#### DATA SUPPLIED
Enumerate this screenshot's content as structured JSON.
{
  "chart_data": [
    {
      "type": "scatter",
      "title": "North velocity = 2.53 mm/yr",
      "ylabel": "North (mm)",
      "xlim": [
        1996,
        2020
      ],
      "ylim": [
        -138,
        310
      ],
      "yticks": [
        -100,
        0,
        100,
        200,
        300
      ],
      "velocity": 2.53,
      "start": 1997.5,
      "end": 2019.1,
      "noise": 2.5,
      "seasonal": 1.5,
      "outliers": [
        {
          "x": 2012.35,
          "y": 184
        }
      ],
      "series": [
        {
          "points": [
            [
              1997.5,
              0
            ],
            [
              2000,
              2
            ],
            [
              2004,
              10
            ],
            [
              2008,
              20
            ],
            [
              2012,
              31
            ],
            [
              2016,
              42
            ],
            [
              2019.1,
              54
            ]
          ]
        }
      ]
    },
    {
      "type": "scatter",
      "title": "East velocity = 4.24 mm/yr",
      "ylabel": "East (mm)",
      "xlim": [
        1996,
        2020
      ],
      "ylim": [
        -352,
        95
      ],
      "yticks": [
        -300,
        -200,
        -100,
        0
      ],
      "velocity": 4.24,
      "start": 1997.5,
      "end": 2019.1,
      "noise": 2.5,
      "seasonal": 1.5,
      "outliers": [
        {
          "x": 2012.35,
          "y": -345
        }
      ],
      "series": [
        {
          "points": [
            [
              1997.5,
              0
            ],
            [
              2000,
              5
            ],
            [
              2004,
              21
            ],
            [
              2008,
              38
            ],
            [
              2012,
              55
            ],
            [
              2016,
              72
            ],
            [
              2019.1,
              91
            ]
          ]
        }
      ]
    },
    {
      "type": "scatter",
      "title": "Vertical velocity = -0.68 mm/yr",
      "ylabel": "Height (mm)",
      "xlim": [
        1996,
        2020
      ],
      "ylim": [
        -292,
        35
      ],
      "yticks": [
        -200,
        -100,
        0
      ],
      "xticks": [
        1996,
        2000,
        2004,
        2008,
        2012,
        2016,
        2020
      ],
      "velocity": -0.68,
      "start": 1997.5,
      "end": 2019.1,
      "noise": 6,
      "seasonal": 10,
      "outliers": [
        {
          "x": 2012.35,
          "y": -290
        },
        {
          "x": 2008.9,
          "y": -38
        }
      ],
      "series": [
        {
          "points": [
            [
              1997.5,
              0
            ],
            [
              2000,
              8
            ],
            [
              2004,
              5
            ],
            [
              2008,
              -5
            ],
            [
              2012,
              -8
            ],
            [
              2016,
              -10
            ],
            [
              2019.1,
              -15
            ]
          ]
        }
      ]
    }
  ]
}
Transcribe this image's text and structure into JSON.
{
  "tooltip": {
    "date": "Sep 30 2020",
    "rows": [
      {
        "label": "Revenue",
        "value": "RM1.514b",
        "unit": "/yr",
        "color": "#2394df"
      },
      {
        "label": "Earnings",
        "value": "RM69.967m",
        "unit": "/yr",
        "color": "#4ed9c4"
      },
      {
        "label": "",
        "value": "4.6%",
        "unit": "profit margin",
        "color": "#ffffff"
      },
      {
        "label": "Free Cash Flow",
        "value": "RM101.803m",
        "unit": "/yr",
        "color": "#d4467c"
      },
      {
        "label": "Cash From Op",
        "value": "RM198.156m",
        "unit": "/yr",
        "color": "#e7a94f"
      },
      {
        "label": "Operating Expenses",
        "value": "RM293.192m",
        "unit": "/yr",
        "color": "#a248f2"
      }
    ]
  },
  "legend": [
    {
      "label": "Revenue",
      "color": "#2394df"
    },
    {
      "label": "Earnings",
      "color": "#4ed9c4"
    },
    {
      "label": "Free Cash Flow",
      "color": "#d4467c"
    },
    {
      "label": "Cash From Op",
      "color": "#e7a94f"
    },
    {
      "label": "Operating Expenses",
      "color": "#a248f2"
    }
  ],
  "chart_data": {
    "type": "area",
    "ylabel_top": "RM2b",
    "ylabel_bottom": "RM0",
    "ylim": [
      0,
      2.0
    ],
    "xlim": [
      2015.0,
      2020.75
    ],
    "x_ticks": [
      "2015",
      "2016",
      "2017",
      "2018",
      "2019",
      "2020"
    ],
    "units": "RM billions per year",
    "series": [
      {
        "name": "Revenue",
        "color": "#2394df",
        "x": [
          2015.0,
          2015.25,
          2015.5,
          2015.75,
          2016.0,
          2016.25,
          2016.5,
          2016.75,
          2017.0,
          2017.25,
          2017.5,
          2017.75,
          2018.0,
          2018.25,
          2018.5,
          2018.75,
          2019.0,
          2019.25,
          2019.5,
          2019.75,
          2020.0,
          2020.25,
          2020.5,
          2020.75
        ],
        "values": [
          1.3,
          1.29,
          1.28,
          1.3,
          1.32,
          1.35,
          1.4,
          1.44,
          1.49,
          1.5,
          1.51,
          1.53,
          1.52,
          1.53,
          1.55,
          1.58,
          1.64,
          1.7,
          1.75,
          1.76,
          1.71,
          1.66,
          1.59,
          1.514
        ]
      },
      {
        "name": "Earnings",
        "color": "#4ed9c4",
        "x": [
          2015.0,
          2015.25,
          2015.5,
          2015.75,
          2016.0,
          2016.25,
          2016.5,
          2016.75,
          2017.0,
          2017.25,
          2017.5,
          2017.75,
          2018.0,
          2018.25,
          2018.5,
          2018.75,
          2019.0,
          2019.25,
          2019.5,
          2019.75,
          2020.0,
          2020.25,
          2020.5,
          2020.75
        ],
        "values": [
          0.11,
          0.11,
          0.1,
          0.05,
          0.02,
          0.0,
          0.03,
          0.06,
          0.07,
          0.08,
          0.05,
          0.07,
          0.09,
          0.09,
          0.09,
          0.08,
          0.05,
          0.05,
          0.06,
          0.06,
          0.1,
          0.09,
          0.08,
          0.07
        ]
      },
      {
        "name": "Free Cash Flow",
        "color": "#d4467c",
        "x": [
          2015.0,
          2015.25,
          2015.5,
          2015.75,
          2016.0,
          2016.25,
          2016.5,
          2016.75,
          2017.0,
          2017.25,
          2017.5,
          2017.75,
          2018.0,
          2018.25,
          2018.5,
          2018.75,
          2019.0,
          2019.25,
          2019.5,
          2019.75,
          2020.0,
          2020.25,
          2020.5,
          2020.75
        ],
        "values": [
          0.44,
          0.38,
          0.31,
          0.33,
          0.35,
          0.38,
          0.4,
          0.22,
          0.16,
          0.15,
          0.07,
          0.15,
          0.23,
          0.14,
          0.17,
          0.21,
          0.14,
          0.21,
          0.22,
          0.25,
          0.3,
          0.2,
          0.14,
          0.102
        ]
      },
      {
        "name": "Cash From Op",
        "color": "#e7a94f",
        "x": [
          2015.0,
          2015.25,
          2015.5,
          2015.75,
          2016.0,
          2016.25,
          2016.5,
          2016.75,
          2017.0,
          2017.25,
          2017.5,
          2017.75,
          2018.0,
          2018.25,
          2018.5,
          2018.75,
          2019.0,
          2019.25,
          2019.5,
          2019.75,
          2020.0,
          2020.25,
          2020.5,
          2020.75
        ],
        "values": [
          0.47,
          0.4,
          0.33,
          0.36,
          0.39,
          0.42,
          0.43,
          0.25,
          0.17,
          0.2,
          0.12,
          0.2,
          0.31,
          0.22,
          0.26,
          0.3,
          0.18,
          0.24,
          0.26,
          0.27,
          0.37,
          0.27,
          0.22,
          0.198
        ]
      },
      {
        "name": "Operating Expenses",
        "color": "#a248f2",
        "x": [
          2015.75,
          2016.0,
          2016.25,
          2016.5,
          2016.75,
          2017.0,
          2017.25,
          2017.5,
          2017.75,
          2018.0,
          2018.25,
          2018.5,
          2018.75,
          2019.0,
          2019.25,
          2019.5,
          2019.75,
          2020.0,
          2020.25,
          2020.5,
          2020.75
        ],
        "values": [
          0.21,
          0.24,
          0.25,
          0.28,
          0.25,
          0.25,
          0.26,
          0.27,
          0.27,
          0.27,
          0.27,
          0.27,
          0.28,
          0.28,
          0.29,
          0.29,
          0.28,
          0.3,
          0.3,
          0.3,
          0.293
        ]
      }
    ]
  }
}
########
- [REQUIREMENTS]
Copy every line of the material in which the word "this" occurs.

- [PROBLEM SOLUTION]
Enumerate this screenshot's content as structured JSON.
Transcribe this image's text and structure into JSON.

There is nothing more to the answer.